Written task: Your task is to repeat all of the material exactly.

Stored data entries
+++++

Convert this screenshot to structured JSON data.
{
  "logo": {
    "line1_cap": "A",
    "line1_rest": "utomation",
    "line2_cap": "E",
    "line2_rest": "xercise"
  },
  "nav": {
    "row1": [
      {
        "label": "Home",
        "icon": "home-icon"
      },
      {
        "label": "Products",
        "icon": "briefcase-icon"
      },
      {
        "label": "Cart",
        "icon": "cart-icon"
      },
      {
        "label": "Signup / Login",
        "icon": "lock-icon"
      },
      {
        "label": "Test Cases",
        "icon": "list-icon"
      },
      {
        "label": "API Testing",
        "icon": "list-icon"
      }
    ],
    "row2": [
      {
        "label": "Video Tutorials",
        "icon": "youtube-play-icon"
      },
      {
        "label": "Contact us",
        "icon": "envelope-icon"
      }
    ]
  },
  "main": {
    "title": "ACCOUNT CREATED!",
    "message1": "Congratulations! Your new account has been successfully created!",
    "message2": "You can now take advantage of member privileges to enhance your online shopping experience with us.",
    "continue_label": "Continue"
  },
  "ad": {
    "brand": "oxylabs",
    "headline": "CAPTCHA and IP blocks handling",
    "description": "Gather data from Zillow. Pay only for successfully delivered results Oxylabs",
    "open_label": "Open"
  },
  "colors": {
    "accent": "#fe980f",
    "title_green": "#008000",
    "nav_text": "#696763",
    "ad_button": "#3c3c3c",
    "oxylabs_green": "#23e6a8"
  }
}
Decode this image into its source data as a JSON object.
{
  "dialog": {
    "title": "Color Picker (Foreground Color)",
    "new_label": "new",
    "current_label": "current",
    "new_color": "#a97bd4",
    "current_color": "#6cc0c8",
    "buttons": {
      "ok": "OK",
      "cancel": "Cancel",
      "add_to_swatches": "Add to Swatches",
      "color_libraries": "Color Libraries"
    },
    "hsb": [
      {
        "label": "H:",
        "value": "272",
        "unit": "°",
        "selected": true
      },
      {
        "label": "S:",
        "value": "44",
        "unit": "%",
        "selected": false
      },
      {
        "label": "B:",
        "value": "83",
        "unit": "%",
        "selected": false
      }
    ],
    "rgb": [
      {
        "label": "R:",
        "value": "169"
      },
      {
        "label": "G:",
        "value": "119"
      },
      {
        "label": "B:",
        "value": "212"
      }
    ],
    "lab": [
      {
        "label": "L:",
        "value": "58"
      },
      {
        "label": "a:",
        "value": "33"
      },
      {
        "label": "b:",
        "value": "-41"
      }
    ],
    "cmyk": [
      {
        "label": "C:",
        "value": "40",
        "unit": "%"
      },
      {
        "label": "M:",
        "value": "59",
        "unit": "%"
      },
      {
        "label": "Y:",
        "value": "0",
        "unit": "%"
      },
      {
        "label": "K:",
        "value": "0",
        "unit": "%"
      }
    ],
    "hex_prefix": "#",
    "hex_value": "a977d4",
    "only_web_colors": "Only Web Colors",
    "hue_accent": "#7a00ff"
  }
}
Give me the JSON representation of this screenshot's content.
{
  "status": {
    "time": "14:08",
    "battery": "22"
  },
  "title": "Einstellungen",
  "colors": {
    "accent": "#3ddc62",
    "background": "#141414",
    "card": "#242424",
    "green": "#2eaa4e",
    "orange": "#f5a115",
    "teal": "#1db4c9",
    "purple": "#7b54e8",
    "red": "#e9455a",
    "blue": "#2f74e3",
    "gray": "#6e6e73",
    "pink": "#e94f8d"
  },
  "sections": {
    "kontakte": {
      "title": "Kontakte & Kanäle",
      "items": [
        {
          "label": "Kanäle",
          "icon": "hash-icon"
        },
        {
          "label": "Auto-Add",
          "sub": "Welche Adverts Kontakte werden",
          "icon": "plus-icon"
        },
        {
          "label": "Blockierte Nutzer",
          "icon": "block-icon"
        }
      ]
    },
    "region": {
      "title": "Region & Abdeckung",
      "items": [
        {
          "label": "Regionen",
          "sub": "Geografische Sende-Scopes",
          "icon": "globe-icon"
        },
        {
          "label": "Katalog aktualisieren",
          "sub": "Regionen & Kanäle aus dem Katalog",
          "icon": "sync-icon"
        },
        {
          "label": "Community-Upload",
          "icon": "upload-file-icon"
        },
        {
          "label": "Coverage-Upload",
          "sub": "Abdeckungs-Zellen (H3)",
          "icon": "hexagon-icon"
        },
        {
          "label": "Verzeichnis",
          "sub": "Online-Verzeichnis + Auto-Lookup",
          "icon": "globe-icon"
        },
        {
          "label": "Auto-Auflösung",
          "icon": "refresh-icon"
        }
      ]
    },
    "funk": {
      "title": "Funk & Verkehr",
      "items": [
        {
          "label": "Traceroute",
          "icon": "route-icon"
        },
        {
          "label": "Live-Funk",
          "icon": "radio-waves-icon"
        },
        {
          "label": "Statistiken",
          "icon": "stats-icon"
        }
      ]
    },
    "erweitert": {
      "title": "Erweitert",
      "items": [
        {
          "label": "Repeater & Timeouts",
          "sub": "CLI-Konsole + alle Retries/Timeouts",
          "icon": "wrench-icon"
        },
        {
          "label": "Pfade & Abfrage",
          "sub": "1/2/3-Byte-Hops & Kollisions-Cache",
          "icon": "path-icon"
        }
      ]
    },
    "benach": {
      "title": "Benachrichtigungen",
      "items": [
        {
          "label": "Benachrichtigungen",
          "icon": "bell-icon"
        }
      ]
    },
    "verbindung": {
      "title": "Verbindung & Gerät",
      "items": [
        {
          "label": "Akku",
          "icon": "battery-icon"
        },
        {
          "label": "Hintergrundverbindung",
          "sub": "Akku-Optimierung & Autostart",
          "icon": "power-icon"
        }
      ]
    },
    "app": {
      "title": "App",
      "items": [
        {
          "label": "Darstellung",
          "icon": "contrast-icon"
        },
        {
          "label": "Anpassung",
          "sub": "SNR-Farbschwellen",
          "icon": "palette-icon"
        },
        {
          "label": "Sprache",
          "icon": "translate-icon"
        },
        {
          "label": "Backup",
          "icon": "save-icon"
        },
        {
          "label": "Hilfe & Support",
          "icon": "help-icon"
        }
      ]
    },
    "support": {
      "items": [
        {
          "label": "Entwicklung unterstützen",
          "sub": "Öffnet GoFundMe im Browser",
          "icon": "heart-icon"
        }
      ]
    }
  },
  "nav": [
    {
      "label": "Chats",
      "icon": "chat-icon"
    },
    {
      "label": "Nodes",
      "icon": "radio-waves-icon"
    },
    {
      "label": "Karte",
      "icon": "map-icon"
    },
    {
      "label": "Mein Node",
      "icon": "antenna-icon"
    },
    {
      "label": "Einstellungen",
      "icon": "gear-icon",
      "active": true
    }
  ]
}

+++++

Complete response:
Convert this screenshot to structured JSON data.
{
  "logo": {
    "line1_cap": "A",
    "line1_rest": "utomation",
    "line2_cap": "E",
    "line2_rest": "xercise"
  },
  "nav": {
    "row1": [
      {
        "label": "Home",
        "icon": "home-icon"
      },
      {
        "label": "Products",
        "icon": "briefcase-icon"
      },
      {
        "label": "Cart",
        "icon": "cart-icon"
      },
      {
        "label": "Signup / Login",
        "icon": "lock-icon"
      },
      {
        "label": "Test Cases",
        "icon": "list-icon"
      },
      {
        "label": "API Testing",
        "icon": "list-icon"
      }
    ],
    "row2": [
      {
        "label": "Video Tutorials",
        "icon": "youtube-play-icon"
      },
      {
        "label": "Contact us",
        "icon": "envelope-icon"
      }
    ]
  },
  "main": {
    "title": "ACCOUNT CREATED!",
    "message1": "Congratulations! Your new account has been successfully created!",
    "message2": "You can now take advantage of member privileges to enhance your online shopping experience with us.",
    "continue_label": "Continue"
  },
  "ad": {
    "brand": "oxylabs",
    "headline": "CAPTCHA and IP blocks handling",
    "description": "Gather data from Zillow. Pay only for successfully delivered results Oxylabs",
    "open_label": "Open"
  },
  "colors": {
    "accent": "#fe980f",
    "title_green": "#008000",
    "nav_text": "#696763",
    "ad_button": "#3c3c3c",
    "oxylabs_green": "#23e6a8"
  }
}
Decode this image into its source data as a JSON object.
{
  "dialog": {
    "title": "Color Picker (Foreground Color)",
    "new_label": "new",
    "current_label": "current",
    "new_color": "#a97bd4",
    "current_color": "#6cc0c8",
    "buttons": {
      "ok": "OK",
      "cancel": "Cancel",
      "add_to_swatches": "Add to Swatches",
      "color_libraries": "Color Libraries"
    },
    "hsb": [
      {
        "label": "H:",
        "value": "272",
        "unit": "°",
        "selected": true
      },
      {
        "label": "S:",
        "value": "44",
        "unit": "%",
        "selected": false
      },
      {
        "label": "B:",
        "value": "83",
        "unit": "%",
        "selected": false
      }
    ],
    "rgb": [
      {
        "label": "R:",
        "value": "169"
      },
      {
        "label": "G:",
        "value": "119"
      },
      {
        "label": "B:",
        "value": "212"
      }
    ],
    "lab": [
      {
        "label": "L:",
        "value": "58"
      },
      {
        "label": "a:",
        "value": "33"
      },
      {
        "label": "b:",
        "value": "-41"
      }
    ],
    "cmyk": [
      {
        "label": "C:",
        "value": "40",
        "unit": "%"
      },
      {
        "label": "M:",
        "value": "59",
        "unit": "%"
      },
      {
        "label": "Y:",
        "value": "0",
        "unit": "%"
      },
      {
        "label": "K:",
        "value": "0",
        "unit": "%"
      }
    ],
    "hex_prefix": "#",
    "hex_value": "a977d4",
    "only_web_colors": "Only Web Colors",
    "hue_accent": "#7a00ff"
  }
}
Give me the JSON representation of this screenshot's content.
{
  "status": {
    "time": "14:08",
    "battery": "22"
  },
  "title": "Einstellungen",
  "colors": {
    "accent": "#3ddc62",
    "background": "#141414",
    "card": "#242424",
    "green": "#2eaa4e",
    "orange": "#f5a115",
    "teal": "#1db4c9",
    "purple": "#7b54e8",
    "red": "#e9455a",
    "blue": "#2f74e3",
    "gray": "#6e6e73",
    "pink": "#e94f8d"
  },
  "sections": {
    "kontakte": {
      "title": "Kontakte & Kanäle",
      "items": [
        {
          "label": "Kanäle",
          "icon": "hash-icon"
        },
        {
          "label": "Auto-Add",
          "sub": "Welche Adverts Kontakte werden",
          "icon": "plus-icon"
        },
        {
          "label": "Blockierte Nutzer",
          "icon": "block-icon"
        }
      ]
    },
    "region": {
      "title": "Region & Abdeckung",
      "items": [
        {
          "label": "Regionen",
          "sub": "Geografische Sende-Scopes",
          "icon": "globe-icon"
        },
        {
          "label": "Katalog aktualisieren",
          "sub": "Regionen & Kanäle aus dem Katalog",
          "icon": "sync-icon"
        },
        {
          "label": "Community-Upload",
          "icon": "upload-file-icon"
        },
        {
          "label": "Coverage-Upload",
          "sub": "Abdeckungs-Zellen (H3)",
          "icon": "hexagon-icon"
        },
        {
          "label": "Verzeichnis",
          "sub": "Online-Verzeichnis + Auto-Lookup",
          "icon": "globe-icon"
        },
        {
          "label": "Auto-Auflösung",
          "icon": "refresh-icon"
        }
      ]
    },
    "funk": {
      "title": "Funk & Verkehr",
      "items": [
        {
          "label": "Traceroute",
          "icon": "route-icon"
        },
        {
          "label": "Live-Funk",
          "icon": "radio-waves-icon"
        },
        {
          "label": "Statistiken",
          "icon": "stats-icon"
        }
      ]
    },
    "erweitert": {
      "title": "Erweitert",
      "items": [
        {
          "label": "Repeater & Timeouts",
          "sub": "CLI-Konsole + alle Retries/Timeouts",
          "icon": "wrench-icon"
        },
        {
          "label": "Pfade & Abfrage",
          "sub": "1/2/3-Byte-Hops & Kollisions-Cache",
          "icon": "path-icon"
        }
      ]
    },
    "benach": {
      "title": "Benachrichtigungen",
      "items": [
        {
          "label": "Benachrichtigungen",
          "icon": "bell-icon"
        }
      ]
    },
    "verbindung": {
      "title": "Verbindung & Gerät",
      "items": [
        {
          "label": "Akku",
          "icon": "battery-icon"
        },
        {
          "label": "Hintergrundverbindung",
          "sub": "Akku-Optimierung & Autostart",
          "icon": "power-icon"
        }
      ]
    },
    "app": {
      "title": "App",
      "items": [
        {
          "label": "Darstellung",
          "icon": "contrast-icon"
        },
        {
          "label": "Anpassung",
          "sub": "SNR-Farbschwellen",
          "icon": "palette-icon"
        },
        {
          "label": "Sprache",
          "icon": "translate-icon"
        },
        {
          "label": "Backup",
          "icon": "save-icon"
        },
        {
          "label": "Hilfe & Support",
          "icon": "help-icon"
        }
      ]
    },
    "support": {
      "items": [
        {
          "label": "Entwicklung unterstützen",
          "sub": "Öffnet GoFundMe im Browser",
          "icon": "heart-icon"
        }
      ]
    }
  },
  "nav": [
    {
      "label": "Chats",
      "icon": "chat-icon"
    },
    {
      "label": "Nodes",
      "icon": "radio-waves-icon"
    },
    {
      "label": "Karte",
      "icon": "map-icon"
    },
    {
      "label": "Mein Node",
      "icon": "antenna-icon"
    },
    {
      "label": "Einstellungen",
      "icon": "gear-icon",
      "active": true
    }
  ]
}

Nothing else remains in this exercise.